RECORDS FOR PROCESSING.
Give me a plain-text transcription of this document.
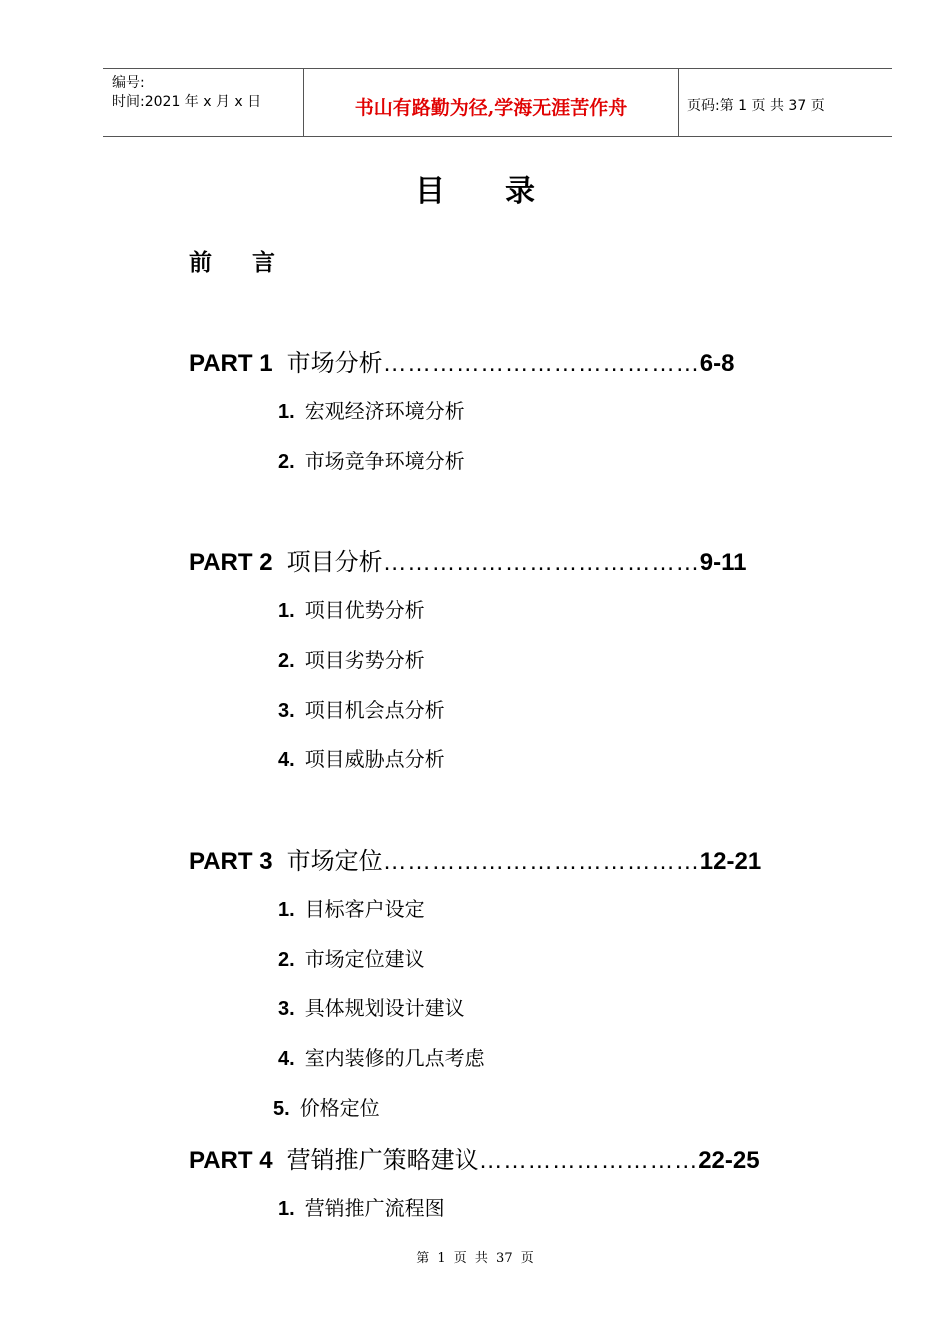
编号:
时间:2021 年 x 月 x 日	书山有路勤为径,学海无涯苦作舟	页码:第 1 页 共 37 页
目录
前言
PART 1 市场分析…………………………………6-8
1. 宏观经济环境分析
2. 市场竞争环境分析
PART 2 项目分析…………………………………9-11
1. 项目优势分析
2. 项目劣势分析
3. 项目机会点分析
4. 项目威胁点分析
PART 3 市场定位…………………………………12-21
1. 目标客户设定
2. 市场定位建议
3. 具体规划设计建议
4. 室内装修的几点考虑
5. 价格定位
PART 4 营销推广策略建议………………………22-25
1. 营销推广流程图
第 1 页 共 37 页
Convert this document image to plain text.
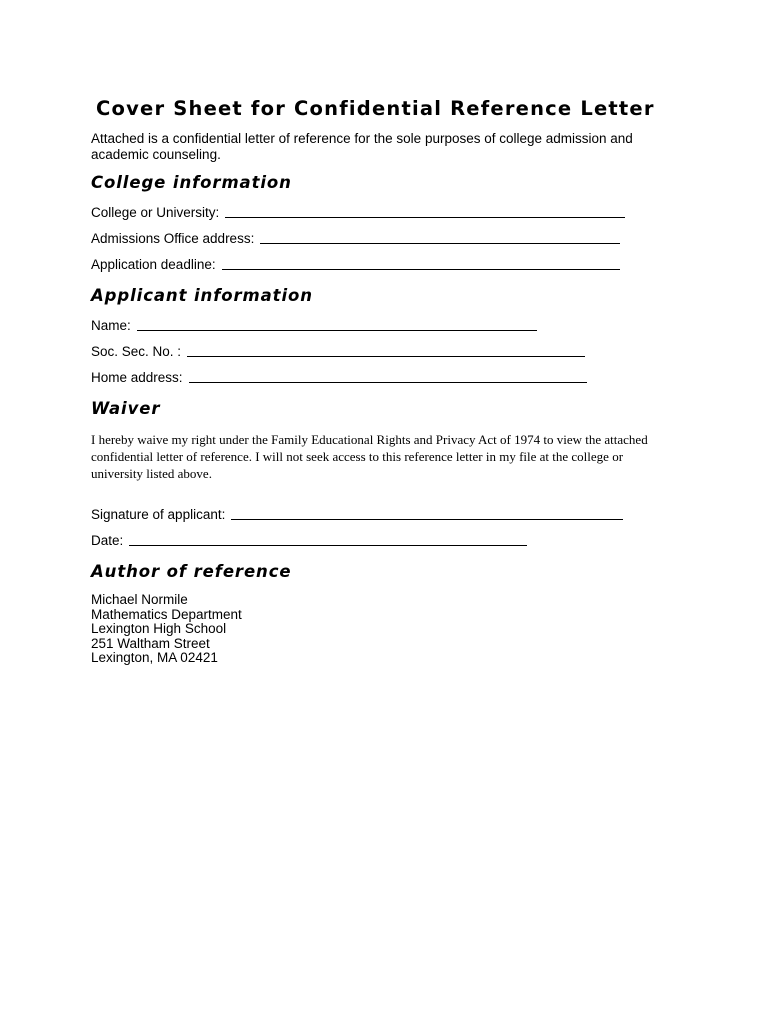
Cover Sheet for Confidential Reference Letter
Attached is a confidential letter of reference for the sole purposes of college admission and academic counseling.
College information
College or University:
Admissions Office address:
Application deadline:
Applicant information
Name:
Soc. Sec. No. :
Home address:
Waiver
I hereby waive my right under the Family Educational Rights and Privacy Act of 1974 to view the attached confidential letter of reference. I will not seek access to this reference letter in my file at the college or university listed above.
Signature of applicant:
Date:
Author of reference
Michael Normile
Mathematics Department
Lexington High School
251 Waltham Street
Lexington, MA 02421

STATED GOAL. Write every record out again exactly; no pictures belong in the copy.

CORRECT RESULT.
Give me a plain-text transcription of this document.
编号:
时间:2021 年 x 月 x 日	书山有路勤为径,学海无涯苦作舟	页码:第 1 页 共 37 页
目录
前言
PART 1 市场分析…………………………………6-8
1. 宏观经济环境分析
2. 市场竞争环境分析
PART 2 项目分析…………………………………9-11
1. 项目优势分析
2. 项目劣势分析
3. 项目机会点分析
4. 项目威胁点分析
PART 3 市场定位…………………………………12-21
1. 目标客户设定
2. 市场定位建议
3. 具体规划设计建议
4. 室内装修的几点考虑
5. 价格定位
PART 4 营销推广策略建议………………………22-25
1. 营销推广流程图
第 1 页 共 37 页
Convert this document image to plain text.
Cover Sheet for Confidential Reference Letter
Attached is a confidential letter of reference for the sole purposes of college admission and academic counseling.
College information
College or University:
Admissions Office address:
Application deadline:
Applicant information
Name:
Soc. Sec. No. :
Home address:
Waiver
I hereby waive my right under the Family Educational Rights and Privacy Act of 1974 to view the attached confidential letter of reference. I will not seek access to this reference letter in my file at the college or university listed above.
Signature of applicant:
Date:
Author of reference
Michael Normile
Mathematics Department
Lexington High School
251 Waltham Street
Lexington, MA 02421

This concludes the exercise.